# [STATED PROBLEM]
Return each line that holds the word "Modes".

-- START --

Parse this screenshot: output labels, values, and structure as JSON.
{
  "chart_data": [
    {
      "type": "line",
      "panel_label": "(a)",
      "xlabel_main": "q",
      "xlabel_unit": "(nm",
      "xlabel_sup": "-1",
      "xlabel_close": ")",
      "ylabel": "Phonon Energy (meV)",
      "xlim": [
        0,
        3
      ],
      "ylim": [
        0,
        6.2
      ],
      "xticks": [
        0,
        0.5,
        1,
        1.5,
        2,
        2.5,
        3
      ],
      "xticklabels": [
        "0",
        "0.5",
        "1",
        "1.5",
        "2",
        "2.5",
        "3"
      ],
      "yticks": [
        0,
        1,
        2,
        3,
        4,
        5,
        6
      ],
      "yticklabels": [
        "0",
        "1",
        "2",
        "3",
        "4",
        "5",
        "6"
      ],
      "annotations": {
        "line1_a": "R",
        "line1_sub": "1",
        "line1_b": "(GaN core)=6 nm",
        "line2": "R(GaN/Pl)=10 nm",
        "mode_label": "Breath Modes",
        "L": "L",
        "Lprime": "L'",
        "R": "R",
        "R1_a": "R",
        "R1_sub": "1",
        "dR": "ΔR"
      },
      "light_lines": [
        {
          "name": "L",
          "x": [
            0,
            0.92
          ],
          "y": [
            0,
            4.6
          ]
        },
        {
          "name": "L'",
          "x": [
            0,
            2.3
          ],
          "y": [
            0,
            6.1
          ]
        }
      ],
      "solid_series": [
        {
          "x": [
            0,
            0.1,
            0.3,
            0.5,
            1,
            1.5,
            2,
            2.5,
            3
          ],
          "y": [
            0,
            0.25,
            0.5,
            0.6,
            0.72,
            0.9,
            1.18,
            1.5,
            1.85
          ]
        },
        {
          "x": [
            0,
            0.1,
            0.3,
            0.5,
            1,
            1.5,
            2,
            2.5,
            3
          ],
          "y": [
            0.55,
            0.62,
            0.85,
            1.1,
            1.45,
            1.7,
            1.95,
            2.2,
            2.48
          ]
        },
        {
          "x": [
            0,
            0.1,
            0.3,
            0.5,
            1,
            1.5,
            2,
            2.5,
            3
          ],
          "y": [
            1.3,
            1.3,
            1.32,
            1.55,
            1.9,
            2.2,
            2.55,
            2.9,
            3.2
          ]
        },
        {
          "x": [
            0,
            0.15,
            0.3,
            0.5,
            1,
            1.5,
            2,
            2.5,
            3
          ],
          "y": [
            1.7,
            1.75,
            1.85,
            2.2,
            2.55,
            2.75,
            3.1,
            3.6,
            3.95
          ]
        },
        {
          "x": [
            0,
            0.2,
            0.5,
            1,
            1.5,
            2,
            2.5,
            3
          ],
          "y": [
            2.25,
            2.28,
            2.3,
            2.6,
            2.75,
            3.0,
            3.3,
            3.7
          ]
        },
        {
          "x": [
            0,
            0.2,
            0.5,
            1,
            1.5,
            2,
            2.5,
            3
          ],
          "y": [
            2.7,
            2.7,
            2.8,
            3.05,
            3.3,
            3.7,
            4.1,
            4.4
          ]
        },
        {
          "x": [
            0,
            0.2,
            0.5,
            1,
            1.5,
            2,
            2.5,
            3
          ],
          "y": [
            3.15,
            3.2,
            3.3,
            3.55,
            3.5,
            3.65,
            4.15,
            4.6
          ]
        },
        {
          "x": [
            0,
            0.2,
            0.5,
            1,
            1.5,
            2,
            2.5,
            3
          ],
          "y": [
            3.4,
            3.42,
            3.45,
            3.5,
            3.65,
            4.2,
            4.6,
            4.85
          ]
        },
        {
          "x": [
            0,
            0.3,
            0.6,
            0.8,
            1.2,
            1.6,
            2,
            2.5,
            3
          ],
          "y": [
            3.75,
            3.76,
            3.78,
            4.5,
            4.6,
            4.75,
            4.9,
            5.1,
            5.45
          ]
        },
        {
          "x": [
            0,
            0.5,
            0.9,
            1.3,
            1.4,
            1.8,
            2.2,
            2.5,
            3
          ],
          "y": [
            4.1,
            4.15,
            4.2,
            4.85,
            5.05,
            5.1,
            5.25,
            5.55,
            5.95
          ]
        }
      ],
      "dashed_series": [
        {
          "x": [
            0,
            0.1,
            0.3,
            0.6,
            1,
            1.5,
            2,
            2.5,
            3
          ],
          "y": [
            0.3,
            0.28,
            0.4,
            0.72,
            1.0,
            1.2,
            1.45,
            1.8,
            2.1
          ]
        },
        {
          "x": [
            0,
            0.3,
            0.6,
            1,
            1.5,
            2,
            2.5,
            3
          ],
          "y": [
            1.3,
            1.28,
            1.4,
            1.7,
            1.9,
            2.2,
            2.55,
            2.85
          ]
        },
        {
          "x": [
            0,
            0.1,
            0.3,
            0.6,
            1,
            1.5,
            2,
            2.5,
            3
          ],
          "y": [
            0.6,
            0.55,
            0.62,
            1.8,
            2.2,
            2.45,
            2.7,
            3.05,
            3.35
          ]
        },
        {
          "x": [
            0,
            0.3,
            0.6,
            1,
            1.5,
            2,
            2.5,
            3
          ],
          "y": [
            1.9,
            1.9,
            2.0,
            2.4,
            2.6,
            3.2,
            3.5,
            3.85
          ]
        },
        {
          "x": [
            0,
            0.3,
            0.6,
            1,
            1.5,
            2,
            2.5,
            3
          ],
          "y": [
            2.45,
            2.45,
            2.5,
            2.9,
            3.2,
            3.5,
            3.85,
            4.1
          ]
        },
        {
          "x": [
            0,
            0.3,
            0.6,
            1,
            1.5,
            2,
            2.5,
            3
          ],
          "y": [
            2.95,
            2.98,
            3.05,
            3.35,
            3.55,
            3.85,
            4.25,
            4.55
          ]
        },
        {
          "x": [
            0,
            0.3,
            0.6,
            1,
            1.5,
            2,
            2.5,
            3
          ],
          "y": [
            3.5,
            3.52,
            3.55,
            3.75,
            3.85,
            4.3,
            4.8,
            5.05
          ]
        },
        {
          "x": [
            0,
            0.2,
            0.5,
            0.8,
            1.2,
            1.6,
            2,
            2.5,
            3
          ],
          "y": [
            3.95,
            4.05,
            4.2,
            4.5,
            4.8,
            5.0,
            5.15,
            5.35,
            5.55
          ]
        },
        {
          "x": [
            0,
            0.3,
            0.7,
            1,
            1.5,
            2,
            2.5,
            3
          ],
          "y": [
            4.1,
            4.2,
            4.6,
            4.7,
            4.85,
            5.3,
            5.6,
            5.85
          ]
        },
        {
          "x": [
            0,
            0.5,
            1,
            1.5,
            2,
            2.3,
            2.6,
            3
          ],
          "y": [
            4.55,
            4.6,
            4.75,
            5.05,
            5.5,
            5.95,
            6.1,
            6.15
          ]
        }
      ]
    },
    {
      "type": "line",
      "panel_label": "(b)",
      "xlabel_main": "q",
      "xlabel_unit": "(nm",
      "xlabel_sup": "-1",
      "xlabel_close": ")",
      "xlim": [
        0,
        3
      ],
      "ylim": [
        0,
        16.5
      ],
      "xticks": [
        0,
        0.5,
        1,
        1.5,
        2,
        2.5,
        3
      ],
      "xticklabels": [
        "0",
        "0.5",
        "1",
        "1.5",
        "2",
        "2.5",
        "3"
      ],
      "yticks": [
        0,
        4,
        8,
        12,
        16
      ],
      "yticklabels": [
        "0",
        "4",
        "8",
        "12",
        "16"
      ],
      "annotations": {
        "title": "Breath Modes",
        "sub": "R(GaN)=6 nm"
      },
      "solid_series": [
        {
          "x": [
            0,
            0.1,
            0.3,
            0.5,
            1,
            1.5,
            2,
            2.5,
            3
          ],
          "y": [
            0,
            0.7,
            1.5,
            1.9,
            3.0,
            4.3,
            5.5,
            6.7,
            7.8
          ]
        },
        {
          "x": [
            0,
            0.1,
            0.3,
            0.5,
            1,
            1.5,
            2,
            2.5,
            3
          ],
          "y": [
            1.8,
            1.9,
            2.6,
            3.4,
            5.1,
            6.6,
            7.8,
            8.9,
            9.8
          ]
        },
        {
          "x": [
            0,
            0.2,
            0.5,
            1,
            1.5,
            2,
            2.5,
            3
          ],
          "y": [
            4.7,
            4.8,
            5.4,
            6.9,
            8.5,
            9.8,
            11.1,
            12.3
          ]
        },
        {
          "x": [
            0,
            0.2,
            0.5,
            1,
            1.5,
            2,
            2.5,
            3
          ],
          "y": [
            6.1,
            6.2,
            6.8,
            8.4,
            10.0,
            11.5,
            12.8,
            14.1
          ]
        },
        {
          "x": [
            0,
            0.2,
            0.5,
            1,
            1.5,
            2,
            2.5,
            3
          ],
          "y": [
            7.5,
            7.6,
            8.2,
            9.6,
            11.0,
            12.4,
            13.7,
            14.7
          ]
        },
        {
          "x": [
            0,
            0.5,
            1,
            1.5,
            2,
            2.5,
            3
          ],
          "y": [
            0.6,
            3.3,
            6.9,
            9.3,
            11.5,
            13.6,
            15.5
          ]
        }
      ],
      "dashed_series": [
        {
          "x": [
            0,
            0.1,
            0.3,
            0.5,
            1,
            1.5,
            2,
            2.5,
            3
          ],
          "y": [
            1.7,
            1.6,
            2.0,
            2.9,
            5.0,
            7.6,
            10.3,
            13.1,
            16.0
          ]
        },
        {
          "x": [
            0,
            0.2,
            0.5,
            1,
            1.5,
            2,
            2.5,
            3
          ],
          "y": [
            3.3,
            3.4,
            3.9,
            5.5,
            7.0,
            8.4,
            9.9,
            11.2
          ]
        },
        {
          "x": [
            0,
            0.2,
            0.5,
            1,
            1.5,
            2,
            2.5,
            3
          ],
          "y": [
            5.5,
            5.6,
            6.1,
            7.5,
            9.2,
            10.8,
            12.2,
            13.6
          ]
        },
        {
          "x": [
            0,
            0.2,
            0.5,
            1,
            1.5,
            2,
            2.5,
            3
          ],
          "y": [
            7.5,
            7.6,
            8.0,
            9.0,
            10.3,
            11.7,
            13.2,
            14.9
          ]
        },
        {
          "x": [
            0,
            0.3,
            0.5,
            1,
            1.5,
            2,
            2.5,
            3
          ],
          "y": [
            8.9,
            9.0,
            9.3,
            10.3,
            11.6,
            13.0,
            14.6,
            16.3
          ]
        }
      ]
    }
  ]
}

-- END --

# [TASK ANSWER]
        "mode_label": "Breath Modes",
        "title": "Breath Modes",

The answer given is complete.